DIRECTIONS FOR THIS TASK:
Find the word "утвержденной" in the data. Return every line where it appears.

Records excerpted from a collection:
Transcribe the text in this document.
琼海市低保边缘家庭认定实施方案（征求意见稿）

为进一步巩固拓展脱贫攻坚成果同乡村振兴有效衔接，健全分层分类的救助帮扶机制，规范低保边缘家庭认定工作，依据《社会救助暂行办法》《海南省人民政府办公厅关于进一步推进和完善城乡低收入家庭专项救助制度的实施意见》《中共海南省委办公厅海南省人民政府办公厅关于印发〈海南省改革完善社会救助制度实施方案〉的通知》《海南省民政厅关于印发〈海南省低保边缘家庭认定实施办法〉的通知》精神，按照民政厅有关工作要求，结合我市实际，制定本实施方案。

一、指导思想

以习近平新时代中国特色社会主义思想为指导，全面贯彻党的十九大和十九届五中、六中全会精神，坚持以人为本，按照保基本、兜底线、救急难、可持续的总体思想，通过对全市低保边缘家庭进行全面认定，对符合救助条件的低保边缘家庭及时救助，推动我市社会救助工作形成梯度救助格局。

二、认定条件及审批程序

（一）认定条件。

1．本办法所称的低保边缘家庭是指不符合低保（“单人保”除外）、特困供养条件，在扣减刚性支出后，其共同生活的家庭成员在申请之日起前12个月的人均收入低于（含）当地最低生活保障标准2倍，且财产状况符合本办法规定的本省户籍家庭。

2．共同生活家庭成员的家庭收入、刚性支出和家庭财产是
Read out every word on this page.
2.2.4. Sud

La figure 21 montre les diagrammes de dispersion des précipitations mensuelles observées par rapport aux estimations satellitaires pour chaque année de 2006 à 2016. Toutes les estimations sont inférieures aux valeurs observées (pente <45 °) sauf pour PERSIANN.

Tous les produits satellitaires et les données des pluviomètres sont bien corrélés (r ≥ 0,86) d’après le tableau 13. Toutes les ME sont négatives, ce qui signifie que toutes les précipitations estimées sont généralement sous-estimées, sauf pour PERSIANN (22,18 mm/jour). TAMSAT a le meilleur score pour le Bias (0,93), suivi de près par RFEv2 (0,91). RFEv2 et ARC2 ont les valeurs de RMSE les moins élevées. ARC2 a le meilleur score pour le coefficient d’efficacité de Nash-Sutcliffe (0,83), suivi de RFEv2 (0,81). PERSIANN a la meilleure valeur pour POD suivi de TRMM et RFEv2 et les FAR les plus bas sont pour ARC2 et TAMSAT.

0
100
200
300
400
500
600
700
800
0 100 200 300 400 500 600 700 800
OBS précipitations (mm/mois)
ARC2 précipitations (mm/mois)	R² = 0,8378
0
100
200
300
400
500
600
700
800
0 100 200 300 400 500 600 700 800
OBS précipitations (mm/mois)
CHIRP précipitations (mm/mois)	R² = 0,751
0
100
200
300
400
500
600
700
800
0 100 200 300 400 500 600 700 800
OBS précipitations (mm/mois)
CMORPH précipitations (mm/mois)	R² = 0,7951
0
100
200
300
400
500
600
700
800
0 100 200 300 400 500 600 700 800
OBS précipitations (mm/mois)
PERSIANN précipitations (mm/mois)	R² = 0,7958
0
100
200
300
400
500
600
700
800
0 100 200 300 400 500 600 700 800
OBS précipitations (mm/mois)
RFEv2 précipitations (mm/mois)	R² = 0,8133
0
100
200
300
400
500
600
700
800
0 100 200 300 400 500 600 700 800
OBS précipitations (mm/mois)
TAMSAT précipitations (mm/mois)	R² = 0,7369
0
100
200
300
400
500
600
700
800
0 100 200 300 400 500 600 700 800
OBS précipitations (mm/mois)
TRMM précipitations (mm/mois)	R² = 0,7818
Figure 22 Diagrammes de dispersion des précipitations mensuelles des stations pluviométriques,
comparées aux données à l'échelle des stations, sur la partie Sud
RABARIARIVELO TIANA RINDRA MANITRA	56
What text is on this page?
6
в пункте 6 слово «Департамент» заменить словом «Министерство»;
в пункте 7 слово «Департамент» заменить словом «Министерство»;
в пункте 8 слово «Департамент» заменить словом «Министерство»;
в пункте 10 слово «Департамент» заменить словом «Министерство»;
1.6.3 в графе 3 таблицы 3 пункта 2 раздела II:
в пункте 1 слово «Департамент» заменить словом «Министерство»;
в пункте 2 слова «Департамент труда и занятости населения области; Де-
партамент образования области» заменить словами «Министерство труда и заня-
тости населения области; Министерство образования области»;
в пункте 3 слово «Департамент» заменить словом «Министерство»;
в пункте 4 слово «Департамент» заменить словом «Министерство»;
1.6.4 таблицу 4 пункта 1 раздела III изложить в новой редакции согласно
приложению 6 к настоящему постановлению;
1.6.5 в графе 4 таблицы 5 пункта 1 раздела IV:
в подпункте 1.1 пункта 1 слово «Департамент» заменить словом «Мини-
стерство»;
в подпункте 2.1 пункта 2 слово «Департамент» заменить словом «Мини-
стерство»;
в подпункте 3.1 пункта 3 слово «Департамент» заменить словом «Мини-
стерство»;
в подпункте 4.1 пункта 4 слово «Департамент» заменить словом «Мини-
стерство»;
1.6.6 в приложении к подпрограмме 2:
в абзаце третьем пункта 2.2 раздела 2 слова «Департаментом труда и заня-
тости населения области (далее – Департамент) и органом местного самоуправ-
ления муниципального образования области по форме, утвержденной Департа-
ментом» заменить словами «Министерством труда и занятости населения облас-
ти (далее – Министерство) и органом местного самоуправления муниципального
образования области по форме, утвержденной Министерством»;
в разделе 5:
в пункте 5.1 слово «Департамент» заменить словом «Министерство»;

WRITTEN SOLUTION:
ления муниципального образования области по форме, утвержденной Департа-
образования области по форме, утвержденной Министерством»;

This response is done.